What to produce —
Return the whole listing, keeping every character the same.

-------- Input data

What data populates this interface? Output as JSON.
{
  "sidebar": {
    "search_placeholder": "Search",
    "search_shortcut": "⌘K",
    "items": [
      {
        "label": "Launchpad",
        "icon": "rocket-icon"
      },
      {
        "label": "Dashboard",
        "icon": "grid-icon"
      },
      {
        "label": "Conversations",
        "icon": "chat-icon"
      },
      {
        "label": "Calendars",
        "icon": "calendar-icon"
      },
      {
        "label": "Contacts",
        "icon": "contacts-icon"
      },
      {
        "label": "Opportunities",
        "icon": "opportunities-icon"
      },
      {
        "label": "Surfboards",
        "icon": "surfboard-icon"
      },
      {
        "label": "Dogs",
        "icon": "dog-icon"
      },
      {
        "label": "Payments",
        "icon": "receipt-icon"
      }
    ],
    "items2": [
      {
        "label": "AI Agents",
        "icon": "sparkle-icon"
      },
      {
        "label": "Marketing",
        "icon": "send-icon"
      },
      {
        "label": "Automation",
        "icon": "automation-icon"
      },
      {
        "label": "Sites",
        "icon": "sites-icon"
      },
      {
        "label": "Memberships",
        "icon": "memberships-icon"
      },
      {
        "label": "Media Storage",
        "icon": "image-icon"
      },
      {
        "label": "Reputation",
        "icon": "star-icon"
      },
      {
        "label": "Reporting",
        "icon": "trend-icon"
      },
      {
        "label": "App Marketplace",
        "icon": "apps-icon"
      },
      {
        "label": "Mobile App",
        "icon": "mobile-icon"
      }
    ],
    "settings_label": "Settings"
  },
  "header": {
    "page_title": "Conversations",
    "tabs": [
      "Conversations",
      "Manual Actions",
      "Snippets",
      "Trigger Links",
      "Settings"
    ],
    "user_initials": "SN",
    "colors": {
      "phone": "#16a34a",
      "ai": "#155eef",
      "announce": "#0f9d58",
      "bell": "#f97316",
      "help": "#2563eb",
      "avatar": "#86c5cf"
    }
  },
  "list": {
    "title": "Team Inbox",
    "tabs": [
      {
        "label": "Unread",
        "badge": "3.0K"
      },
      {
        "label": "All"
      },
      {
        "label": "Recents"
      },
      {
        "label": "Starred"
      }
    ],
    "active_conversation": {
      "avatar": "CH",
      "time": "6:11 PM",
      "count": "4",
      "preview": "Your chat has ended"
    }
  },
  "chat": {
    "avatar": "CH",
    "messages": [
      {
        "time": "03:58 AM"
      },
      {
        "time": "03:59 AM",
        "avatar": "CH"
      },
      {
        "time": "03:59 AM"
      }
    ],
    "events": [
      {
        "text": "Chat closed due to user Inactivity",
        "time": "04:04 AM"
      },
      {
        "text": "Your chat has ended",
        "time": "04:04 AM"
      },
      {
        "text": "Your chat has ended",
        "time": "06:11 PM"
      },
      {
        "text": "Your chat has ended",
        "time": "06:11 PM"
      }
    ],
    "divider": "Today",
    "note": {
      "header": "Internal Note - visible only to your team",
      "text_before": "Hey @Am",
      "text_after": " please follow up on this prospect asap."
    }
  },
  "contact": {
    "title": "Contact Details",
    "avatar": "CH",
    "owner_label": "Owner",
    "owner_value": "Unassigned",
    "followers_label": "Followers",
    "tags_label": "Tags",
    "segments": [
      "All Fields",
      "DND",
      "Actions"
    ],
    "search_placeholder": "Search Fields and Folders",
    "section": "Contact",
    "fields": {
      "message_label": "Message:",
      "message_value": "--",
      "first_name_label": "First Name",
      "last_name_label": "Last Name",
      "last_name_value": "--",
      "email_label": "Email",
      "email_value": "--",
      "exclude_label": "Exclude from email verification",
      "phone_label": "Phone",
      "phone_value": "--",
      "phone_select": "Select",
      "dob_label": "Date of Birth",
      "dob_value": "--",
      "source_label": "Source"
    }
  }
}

----------------

Finished answer —
What data populates this interface? Output as JSON.
{
  "sidebar": {
    "search_placeholder": "Search",
    "search_shortcut": "⌘K",
    "items": [
      {
        "label": "Launchpad",
        "icon": "rocket-icon"
      },
      {
        "label": "Dashboard",
        "icon": "grid-icon"
      },
      {
        "label": "Conversations",
        "icon": "chat-icon"
      },
      {
        "label": "Calendars",
        "icon": "calendar-icon"
      },
      {
        "label": "Contacts",
        "icon": "contacts-icon"
      },
      {
        "label": "Opportunities",
        "icon": "opportunities-icon"
      },
      {
        "label": "Surfboards",
        "icon": "surfboard-icon"
      },
      {
        "label": "Dogs",
        "icon": "dog-icon"
      },
      {
        "label": "Payments",
        "icon": "receipt-icon"
      }
    ],
    "items2": [
      {
        "label": "AI Agents",
        "icon": "sparkle-icon"
      },
      {
        "label": "Marketing",
        "icon": "send-icon"
      },
      {
        "label": "Automation",
        "icon": "automation-icon"
      },
      {
        "label": "Sites",
        "icon": "sites-icon"
      },
      {
        "label": "Memberships",
        "icon": "memberships-icon"
      },
      {
        "label": "Media Storage",
        "icon": "image-icon"
      },
      {
        "label": "Reputation",
        "icon": "star-icon"
      },
      {
        "label": "Reporting",
        "icon": "trend-icon"
      },
      {
        "label": "App Marketplace",
        "icon": "apps-icon"
      },
      {
        "label": "Mobile App",
        "icon": "mobile-icon"
      }
    ],
    "settings_label": "Settings"
  },
  "header": {
    "page_title": "Conversations",
    "tabs": [
      "Conversations",
      "Manual Actions",
      "Snippets",
      "Trigger Links",
      "Settings"
    ],
    "user_initials": "SN",
    "colors": {
      "phone": "#16a34a",
      "ai": "#155eef",
      "announce": "#0f9d58",
      "bell": "#f97316",
      "help": "#2563eb",
      "avatar": "#86c5cf"
    }
  },
  "list": {
    "title": "Team Inbox",
    "tabs": [
      {
        "label": "Unread",
        "badge": "3.0K"
      },
      {
        "label": "All"
      },
      {
        "label": "Recents"
      },
      {
        "label": "Starred"
      }
    ],
    "active_conversation": {
      "avatar": "CH",
      "time": "6:11 PM",
      "count": "4",
      "preview": "Your chat has ended"
    }
  },
  "chat": {
    "avatar": "CH",
    "messages": [
      {
        "time": "03:58 AM"
      },
      {
        "time": "03:59 AM",
        "avatar": "CH"
      },
      {
        "time": "03:59 AM"
      }
    ],
    "events": [
      {
        "text": "Chat closed due to user Inactivity",
        "time": "04:04 AM"
      },
      {
        "text": "Your chat has ended",
        "time": "04:04 AM"
      },
      {
        "text": "Your chat has ended",
        "time": "06:11 PM"
      },
      {
        "text": "Your chat has ended",
        "time": "06:11 PM"
      }
    ],
    "divider": "Today",
    "note": {
      "header": "Internal Note - visible only to your team",
      "text_before": "Hey @Am",
      "text_after": " please follow up on this prospect asap."
    }
  },
  "contact": {
    "title": "Contact Details",
    "avatar": "CH",
    "owner_label": "Owner",
    "owner_value": "Unassigned",
    "followers_label": "Followers",
    "tags_label": "Tags",
    "segments": [
      "All Fields",
      "DND",
      "Actions"
    ],
    "search_placeholder": "Search Fields and Folders",
    "section": "Contact",
    "fields": {
      "message_label": "Message:",
      "message_value": "--",
      "first_name_label": "First Name",
      "last_name_label": "Last Name",
      "last_name_value": "--",
      "email_label": "Email",
      "email_value": "--",
      "exclude_label": "Exclude from email verification",
      "phone_label": "Phone",
      "phone_value": "--",
      "phone_select": "Select",
      "dob_label": "Date of Birth",
      "dob_value": "--",
      "source_label": "Source"
    }
  }
}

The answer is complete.